TASKS FOR THIS EXERCISE.
1/ Check each statement against the post on the account-form scoresheet below, answering yes or no and quoting the words from the post that decide it. (a) Bill James introduced the account-form box score in the 1983 Abstract. (b) A sacrifice fly is written with a b suffix. (c) The writer shows batter-runners who scored by giving them lowercase codes.
2/ Print the post on the account-form scoresheet from "Most scoring systems" to "a few characters.".
3/ Carry on the post on the account-form scoresheet below from the point where it stops.

Sunday, April 18, 2010

The Account-Form Scoresheet

Cross-posted at Weekly Scoresheet, for which I still want your scoresheets.

Most scoring systems endeavor to keep a chronological account of the game (at least in theory--only the Project Scoresheet system is purely linear, but one can reconstruct the game in order from a traditional scoresheet). However, what if one was only interested in recording the basic box score statistics of individual players, and not about preserving the game play-by-play?

For starters, you could certainly save a lot of paper. You could eliminate a lot of codes--there would be no need to record wild pitches, passed balls, balks, and the like (remember, I said basic box score statistics). It would be possible to describe each batter's plate appearance in just a few characters.

As is the case with so many other baseball topics, one can turn to Bill James for a creative idea about how to do this. In the 1983 Abstract, he introduced what he called the account-form box score. It was a box score that retained much of the data from a scoresheet, yet was compact enough to be printed in a space no larger than that devoted to traditional box scores.

I recently threw together a new scoresheet that records only the information necessary to create an account-form box score of a game. I made a few tweaks to James' coding system, but for the most part I just used it as is.

First, the ways to reach base:

S = single
D = double
T = triple
H = home run
W = walk
I = intentional walk
B = hit batter
E = error
f = fielder's choice (at end of code)

Three baserunning events are noted, by use of a lowercase letter after the on-base code:

s = steal
c = caught stealing
x = other out on base (That is charged to the runner, like a pickoff or out advancing when not forced. If the runner is retired on a force, no "x" is added).

Outs are recorded in typical scorekeeping notation--a ground out to short is "63", a fly to right is "9", a strikeout is "K". Double plays get a D prefix--"D643". A sacrifice hit gets a b suffix (for bunt); a sac fly needs no modifier because it will involve a RBI. If a fielder's choice results in a batter-runner not reaching base (i.e. it is the third out of the inning, so the batter-runner never actually gains first), then it is recorded with a "f" suffix (for example, 46f).

When a batter gets a RBI for driving in someone other than himself, James uses a ', so D' is a RBI double. D" would be a two-run double. When three other runners score, an exclamation point is used, so a bases-clearing double is D!. Thus, a solo homer is just H, a three-run homer is H", and a grand slam is H! A sac fly to left is 7'.

In James' system, batter-runners that reached base and do not end up scoring are given lower case symbols...s, d, t, etc. If you are keeping a paper scoresheet in this style, this is problematic, as you'll have to do a lot of erasing. So what I did instead was embolden the codes of batter-runners who scored. When paper scoring, this is easily accomplished by tracing a pencil marking with black ink. When keeping a paper scoresheet, it is also helpful to mark off the innings, which I did with a number in the far left portion of the box.

COLLECTED DATA.
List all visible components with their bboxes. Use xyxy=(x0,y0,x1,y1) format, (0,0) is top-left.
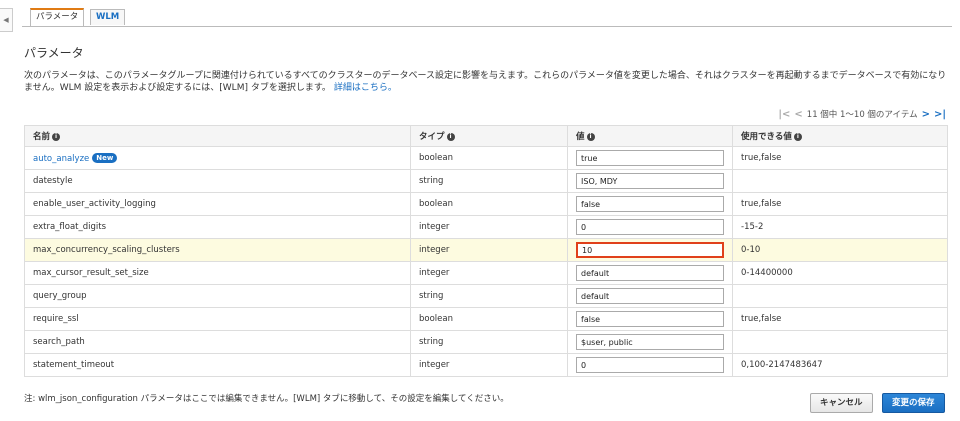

TASK ANSWERS.
1/
(a) Yes: "In the 1983 Abstract, he introduced what he called the account-form box score."
(b) No: "A sacrifice hit gets a b suffix (for bunt); a sac fly needs no modifier because it will involve a RBI."
(c) No: "So what I did instead was embolden the codes of batter-runners who scored."

2/
Most scoring systems endeavor to keep a chronological account of the game (at least in theory--only the Project Scoresheet system is purely linear, but one can reconstruct the game in order from a traditional scoresheet). However, what if one was only interested in recording the basic box score statistics of individual players, and not about preserving the game play-by-play?

For starters, you could certainly save a lot of paper. You could eliminate a lot of codes--there would be no need to record wild pitches, passed balls, balks, and the like (remember, I said basic box score statistics). It would be possible to describe each batter's plate appearance in just a few characters.

3/
The biggest drawback to the account-form box as James envisioned it was that pitcher records are hard to read. James simply noted the pitchers by the number of batters they faced each time through the order. Suppose for instance that CC Sabathia faced 32 hitters, Phil Hughes faced one, and Mariano Rivera faced five. James notation would be:
Sabathia (9995), Hughes(xxx1), Rivera (xxx32)

Sabathia faced nine hitters the first three times through the order, than five the fourth. Hughes faced no batters the first three times through, and one on the fourth. Rivera faced no batters the first three times, the final three on the fourth, and two on the fifth.

This makes it a chore to read through the account and tally up a pitcher's statistics (the same issue exists for batters of course, but it is a lot easier to read across a row to take in the result of three to six plate appearances than it is to read up and down column to take in the result of potentially dozens of plate appearances). There's no easy solution--the best option might be to just give each pitcher a basic line, perhaps in the format of (IP H R ER W K Dec), like:

Sabathia (7.2 8 3 2 2 6 W) or Sabathia (7.2, 8, 3, 2, 2, 6, W)

Also, I tend to think that a better notation to indicate batters faced for the above example would be something like:

Sabathia (1-32), Hughes (33), Rivera (34-38)

This does not solve the problem with reading a pitcher's performance I described above, and it may force you to count off by nine (9, 18, 27, 36, etc.) in order to figure out where to start reading the scoresheet to find a particular pitcher, but I think it's more intuitive and it saves a little space that is being given back by listing out pitcher lines. Of course, counting off by nine shouldn't be a problem for those versed in systems (such as Project Scoresheet) that use numbered boxes.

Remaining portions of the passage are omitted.